Records
##########
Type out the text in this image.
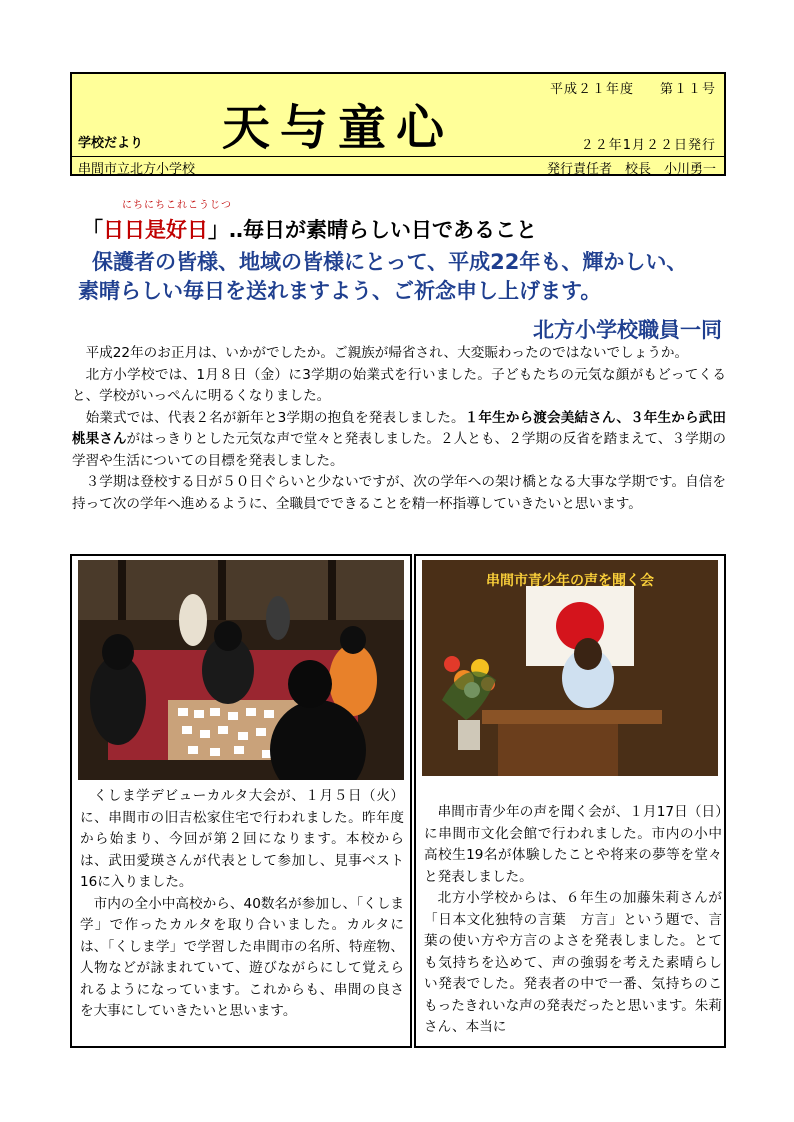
平成２１年度 第１１号
学校だより 天与童心	２２年1月２２日発行
串間市立北方小学校	発行責任者　校長　小川勇一
にちにちこれこうじつ
「日日是好日」‥毎日が素晴らしい日であること
保護者の皆様、地域の皆様にとって、平成22年も、輝かしい、
素晴らしい毎日を送れますよう、ご祈念申し上げます。
北方小学校職員一同

平成22年のお正月は、いかがでしたか。ご親族が帰省され、大変賑わったのではないでしょうか。

北方小学校では、1月８日（金）に3学期の始業式を行いました。子どもたちの元気な顔がもどってくると、学校がいっぺんに明るくなりました。

始業式では、代表２名が新年と3学期の抱負を発表しました。１年生から渡会美結さん、３年生から武田桃果さんがはっきりとした元気な声で堂々と発表しました。２人とも、２学期の反省を踏まえて、３学期の学習や生活についての目標を発表しました。

３学期は登校する日が５０日ぐらいと少ないですが、次の学年への架け橋となる大事な学期です。自信を持って次の学年へ進めるように、全職員でできることを精一杯指導していきたいと思います。

くしま学デビューカルタ大会が、１月５日（火）に、串間市の旧吉松家住宅で行われました。昨年度から始まり、今回が第２回になります。本校からは、武田愛瑛さんが代表として参加し、見事ベスト16に入りました。

市内の全小中高校から、40数名が参加し、「くしま学」で作ったカルタを取り合いました。カルタには、「くしま学」で学習した串間市の名所、特産物、人物などが詠まれていて、遊びながらにして覚えられるようになっています。これからも、串間の良さを大事にしていきたいと思います。

串間市青少年の声を聞く会

串間市青少年の声を聞く会が、１月17日（日）に串間市文化会館で行われました。市内の小中高校生19名が体験したことや将来の夢等を堂々と発表しました。

北方小学校からは、６年生の加藤朱莉さんが「日本文化独特の言葉　方言」という題で、言葉の使い方や方言のよさを発表しました。とても気持ちを込めて、声の強弱を考えた素晴らしい発表でした。発表者の中で一番、気持ちのこもったきれいな声の発表だったと思います。朱莉さん、本当に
##########
Task details — Reproduce the data word for word, excluding its pictures.

Finished task —
Type out the text in this image.
平成２１年度 第１１号
学校だより 天与童心	２２年1月２２日発行
串間市立北方小学校	発行責任者　校長　小川勇一
にちにちこれこうじつ
「日日是好日」‥毎日が素晴らしい日であること
保護者の皆様、地域の皆様にとって、平成22年も、輝かしい、
素晴らしい毎日を送れますよう、ご祈念申し上げます。
北方小学校職員一同

平成22年のお正月は、いかがでしたか。ご親族が帰省され、大変賑わったのではないでしょうか。

北方小学校では、1月８日（金）に3学期の始業式を行いました。子どもたちの元気な顔がもどってくると、学校がいっぺんに明るくなりました。

始業式では、代表２名が新年と3学期の抱負を発表しました。１年生から渡会美結さん、３年生から武田桃果さんがはっきりとした元気な声で堂々と発表しました。２人とも、２学期の反省を踏まえて、３学期の学習や生活についての目標を発表しました。

３学期は登校する日が５０日ぐらいと少ないですが、次の学年への架け橋となる大事な学期です。自信を持って次の学年へ進めるように、全職員でできることを精一杯指導していきたいと思います。

くしま学デビューカルタ大会が、１月５日（火）に、串間市の旧吉松家住宅で行われました。昨年度から始まり、今回が第２回になります。本校からは、武田愛瑛さんが代表として参加し、見事ベスト16に入りました。

市内の全小中高校から、40数名が参加し、「くしま学」で作ったカルタを取り合いました。カルタには、「くしま学」で学習した串間市の名所、特産物、人物などが詠まれていて、遊びながらにして覚えられるようになっています。これからも、串間の良さを大事にしていきたいと思います。

串間市青少年の声を聞く会

串間市青少年の声を聞く会が、１月17日（日）に串間市文化会館で行われました。市内の小中高校生19名が体験したことや将来の夢等を堂々と発表しました。

北方小学校からは、６年生の加藤朱莉さんが「日本文化独特の言葉　方言」という題で、言葉の使い方や方言のよさを発表しました。とても気持ちを込めて、声の強弱を考えた素晴らしい発表でした。発表者の中で一番、気持ちのこもったきれいな声の発表だったと思います。朱莉さん、本当に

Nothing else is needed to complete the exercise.